- _TEXTO DE LECTURA_
Los datos obtenidos por Long Beach Post muestran que la segunda mitad de 2020 fue especialmente violenta. Diciembre marcó el peor mes en al menos cinco años con 53 tiroteos registrados. Un niño de 14 años estaba entre las 19 personas heridas o muertas ese mes. En comparación, solo se reportaron 13 tiroteos en diciembre de 2019.

Los números siempre fluctúan, pero una cosa es segura, siempre hay números.

Quiero mirar más allá de los números porque ahí es donde va mi mente cuando pienso en la violencia en Long Beach. Mi hijo es un número en alguna base de datos estadísticos en alguna parte, probablemente algunos de ellos, estoy seguro. Pero al igual que cualquier otra persona que se ha visto afectada por la falta de recursos y oportunidades en la ciudad de Long Beach, mi hijo fue más que un número.

Era un joven vibrante de 17 años que fue asesinado por dos jóvenes cercanos a su edad. Y cuando pienso en ese día que me quitaron a mi hijo de mi y mi familia, no pienso en el dolor o la pérdida que experimentamos ese día. No, ya no pienso en esas cosas. Ahora, pienso en esos dos jóvenes que le quitaron la vida a mi hijo.

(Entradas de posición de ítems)
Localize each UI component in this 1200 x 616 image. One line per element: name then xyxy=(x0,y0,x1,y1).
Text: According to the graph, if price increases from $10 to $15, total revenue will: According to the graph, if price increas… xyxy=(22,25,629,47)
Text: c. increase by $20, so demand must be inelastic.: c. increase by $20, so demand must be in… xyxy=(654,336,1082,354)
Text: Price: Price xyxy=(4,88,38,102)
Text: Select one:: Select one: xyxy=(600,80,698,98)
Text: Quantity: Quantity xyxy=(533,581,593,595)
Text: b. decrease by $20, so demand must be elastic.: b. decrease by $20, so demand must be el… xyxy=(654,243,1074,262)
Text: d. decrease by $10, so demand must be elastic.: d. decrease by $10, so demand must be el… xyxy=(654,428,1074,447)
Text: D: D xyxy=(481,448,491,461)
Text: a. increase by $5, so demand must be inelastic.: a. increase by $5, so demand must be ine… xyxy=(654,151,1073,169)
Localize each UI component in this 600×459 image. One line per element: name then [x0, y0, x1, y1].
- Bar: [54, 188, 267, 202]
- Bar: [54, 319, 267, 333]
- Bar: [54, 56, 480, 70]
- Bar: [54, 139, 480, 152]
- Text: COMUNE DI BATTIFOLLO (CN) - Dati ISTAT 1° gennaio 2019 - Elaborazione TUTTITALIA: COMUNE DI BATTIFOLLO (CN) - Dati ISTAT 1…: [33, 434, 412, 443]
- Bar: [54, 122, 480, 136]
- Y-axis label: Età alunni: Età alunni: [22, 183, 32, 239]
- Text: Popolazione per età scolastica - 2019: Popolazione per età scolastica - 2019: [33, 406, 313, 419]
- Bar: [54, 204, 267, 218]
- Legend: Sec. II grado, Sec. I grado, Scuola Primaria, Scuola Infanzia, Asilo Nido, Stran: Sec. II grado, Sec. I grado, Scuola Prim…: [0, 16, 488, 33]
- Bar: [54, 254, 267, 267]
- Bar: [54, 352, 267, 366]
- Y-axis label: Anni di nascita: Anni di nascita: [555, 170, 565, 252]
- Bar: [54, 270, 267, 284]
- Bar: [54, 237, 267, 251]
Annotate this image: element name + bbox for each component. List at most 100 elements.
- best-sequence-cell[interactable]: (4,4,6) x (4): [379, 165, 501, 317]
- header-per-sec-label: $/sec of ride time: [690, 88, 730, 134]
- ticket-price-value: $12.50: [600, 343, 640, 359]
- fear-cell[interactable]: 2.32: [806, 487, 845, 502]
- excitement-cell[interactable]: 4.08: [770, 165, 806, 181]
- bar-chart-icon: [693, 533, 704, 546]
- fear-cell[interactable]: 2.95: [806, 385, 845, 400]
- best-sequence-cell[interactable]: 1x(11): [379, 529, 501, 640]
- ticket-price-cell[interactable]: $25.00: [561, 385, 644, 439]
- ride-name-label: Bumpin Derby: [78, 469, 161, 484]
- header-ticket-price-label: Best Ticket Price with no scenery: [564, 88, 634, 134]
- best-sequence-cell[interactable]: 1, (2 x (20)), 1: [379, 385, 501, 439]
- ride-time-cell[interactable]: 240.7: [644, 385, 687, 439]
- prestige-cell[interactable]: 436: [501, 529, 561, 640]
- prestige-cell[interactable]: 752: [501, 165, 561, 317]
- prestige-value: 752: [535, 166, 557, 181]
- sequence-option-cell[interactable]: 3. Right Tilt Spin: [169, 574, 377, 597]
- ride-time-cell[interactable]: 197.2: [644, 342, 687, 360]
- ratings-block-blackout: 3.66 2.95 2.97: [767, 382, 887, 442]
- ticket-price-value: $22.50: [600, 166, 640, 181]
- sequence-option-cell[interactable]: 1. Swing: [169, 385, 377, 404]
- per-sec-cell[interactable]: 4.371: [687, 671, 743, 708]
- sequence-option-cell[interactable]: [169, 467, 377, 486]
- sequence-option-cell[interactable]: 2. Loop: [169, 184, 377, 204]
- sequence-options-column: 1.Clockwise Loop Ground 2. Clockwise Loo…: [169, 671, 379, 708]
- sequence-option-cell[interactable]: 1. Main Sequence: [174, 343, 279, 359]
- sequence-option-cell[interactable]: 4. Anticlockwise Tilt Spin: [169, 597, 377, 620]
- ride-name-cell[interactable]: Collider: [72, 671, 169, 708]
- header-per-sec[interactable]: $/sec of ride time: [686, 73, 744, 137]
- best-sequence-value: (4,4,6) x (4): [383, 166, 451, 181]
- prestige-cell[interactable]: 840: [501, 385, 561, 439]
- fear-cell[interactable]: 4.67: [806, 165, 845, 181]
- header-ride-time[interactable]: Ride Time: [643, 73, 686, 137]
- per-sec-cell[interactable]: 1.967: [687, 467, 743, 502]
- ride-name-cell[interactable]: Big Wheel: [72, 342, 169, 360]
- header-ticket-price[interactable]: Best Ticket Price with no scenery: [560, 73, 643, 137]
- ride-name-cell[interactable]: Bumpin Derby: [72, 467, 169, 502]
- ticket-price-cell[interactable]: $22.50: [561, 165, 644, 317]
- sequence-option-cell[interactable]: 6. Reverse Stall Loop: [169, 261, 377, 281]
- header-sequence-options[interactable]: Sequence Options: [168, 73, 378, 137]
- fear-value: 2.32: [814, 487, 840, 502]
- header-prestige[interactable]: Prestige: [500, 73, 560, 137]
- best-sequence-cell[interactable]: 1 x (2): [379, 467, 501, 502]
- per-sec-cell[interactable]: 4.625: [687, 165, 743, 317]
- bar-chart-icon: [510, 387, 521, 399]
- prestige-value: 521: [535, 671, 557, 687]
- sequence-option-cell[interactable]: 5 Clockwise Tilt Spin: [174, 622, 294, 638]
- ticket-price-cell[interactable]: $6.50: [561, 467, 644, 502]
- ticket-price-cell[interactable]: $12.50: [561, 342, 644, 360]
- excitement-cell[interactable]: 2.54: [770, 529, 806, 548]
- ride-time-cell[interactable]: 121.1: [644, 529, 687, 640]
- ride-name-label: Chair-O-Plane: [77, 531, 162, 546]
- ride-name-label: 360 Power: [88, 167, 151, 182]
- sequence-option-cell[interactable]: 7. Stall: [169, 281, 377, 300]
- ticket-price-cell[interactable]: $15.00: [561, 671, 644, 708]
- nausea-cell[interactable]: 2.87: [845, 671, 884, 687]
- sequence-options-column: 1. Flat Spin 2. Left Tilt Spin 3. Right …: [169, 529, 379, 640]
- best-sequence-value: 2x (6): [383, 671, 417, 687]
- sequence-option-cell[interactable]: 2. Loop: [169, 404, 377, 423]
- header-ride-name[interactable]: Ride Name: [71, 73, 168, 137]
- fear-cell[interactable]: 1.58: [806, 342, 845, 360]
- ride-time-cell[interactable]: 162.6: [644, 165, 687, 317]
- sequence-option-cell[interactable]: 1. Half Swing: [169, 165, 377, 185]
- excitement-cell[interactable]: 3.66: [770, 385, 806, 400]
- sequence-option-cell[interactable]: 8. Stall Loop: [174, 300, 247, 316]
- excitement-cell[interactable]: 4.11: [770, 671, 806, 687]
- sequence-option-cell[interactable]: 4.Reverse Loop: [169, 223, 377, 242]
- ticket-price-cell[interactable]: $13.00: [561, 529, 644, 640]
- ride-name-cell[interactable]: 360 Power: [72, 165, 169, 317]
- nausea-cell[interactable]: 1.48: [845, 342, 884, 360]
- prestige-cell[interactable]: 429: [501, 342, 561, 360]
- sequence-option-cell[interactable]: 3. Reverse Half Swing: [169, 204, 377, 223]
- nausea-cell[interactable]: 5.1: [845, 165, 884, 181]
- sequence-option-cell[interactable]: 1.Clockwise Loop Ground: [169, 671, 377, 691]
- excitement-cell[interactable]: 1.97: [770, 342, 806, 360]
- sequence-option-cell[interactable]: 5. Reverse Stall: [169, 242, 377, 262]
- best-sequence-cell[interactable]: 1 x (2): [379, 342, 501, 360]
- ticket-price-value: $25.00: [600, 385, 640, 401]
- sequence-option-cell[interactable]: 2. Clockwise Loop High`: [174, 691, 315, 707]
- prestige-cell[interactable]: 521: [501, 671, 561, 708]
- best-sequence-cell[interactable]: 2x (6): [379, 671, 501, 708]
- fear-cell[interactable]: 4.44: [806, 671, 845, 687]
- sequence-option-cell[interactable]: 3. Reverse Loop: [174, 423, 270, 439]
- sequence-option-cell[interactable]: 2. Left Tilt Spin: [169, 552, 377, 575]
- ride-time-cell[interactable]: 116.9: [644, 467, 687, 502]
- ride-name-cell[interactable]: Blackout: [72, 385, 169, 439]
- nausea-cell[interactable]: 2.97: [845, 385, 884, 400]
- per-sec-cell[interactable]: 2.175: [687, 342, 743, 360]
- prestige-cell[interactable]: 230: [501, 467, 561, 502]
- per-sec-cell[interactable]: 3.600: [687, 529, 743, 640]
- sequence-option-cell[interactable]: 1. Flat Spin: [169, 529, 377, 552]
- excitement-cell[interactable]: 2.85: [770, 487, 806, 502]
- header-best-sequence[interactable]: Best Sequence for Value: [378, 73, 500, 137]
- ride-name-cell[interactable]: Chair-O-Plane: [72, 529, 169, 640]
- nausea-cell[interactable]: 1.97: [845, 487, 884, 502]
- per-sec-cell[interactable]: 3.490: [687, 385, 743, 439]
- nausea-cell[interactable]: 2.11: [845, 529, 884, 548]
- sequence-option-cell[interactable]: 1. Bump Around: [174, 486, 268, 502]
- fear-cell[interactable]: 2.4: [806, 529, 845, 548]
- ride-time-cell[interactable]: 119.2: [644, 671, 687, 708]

- _INSTRUCCIONES DE TRABAJO_
a: Según el texto sobre la violencia en Long Beach, ¿cuántos tiroteos se reportaron en diciembre de 2019?
b: Indique si cada afirmación concuerda con el texto de lectura: (i) en diciembre de 2020 se registraron 53 tiroteos; (ii) el hijo asesinado de quien escribe tenía 14 años; (iii) la primera mitad de 2020 fue especialmente violenta. Responda sí o no y cite las palabras del texto que lo deciden.
c: Prosiga el texto sobre la violencia en Long Beach a partir de su última oración.
Los registros provienen de otra fuente.

- _RESPUESTAS ESPERADAS_
a: Solo se reportaron 13 tiroteos.

b:
(i) Sí: "Diciembre marcó el peor mes en al menos cinco años con 53 tiroteos registrados."
(ii) No: "Era un joven vibrante de 17 años que fue asesinado por dos jóvenes cercanos a su edad."
(iii) No: "la segunda mitad de 2020 fue especialmente violenta."

c:
Sabemos que eran dos jóvenes de color. Sabemos que se habían ido en una juerga de disparos de tres días disparando a seis personas de color. Mi hijo era el único que moriría. Pienso en cómo les fallamos a esos dos jóvenes. Cómo nosotros, como comunidad, no cubrimos sus necesidades, cómo nos quedamos cortos como comunidad, y como nos quedamos cortos, perdimos a mi hijo ese día. Mi familia perdió a la persona que realmente era el sol durante algunos de nuestros días más oscuros.

Esos dos jóvenes probablemente no eran muy diferentes de mi hijo. Probablemente querían una vida mejor. Simplemente no sabían cómo lograrlo. Porque una vez más como comunidad y sociedad les hemos fallado a nuestros jóvenes en Long Beach. Debido a que no hemos podido comunicarnos con ellos, han encontrado una forma diferente de comunicarse con nosotros.

El idioma que hablan los jóvenes de Long Beach es la violencia. Durante mi tiempo trabajando en Homeboy Industries, mi gran mentor, el padre Gregory Boyle, solía decir que gente lastimada, lastima la gente. Sé que esto es cierto. Cuando era joven creciendo en Long Beach, yo mismo causé mucho dolor. Lastimé a mi comunidad. Hablé el lenguaje de la violencia. En ese momento de mi vida, sentí que la violencia era el único idioma que cualquiera podía entender. En realidad, era el único idioma que sabía hablar.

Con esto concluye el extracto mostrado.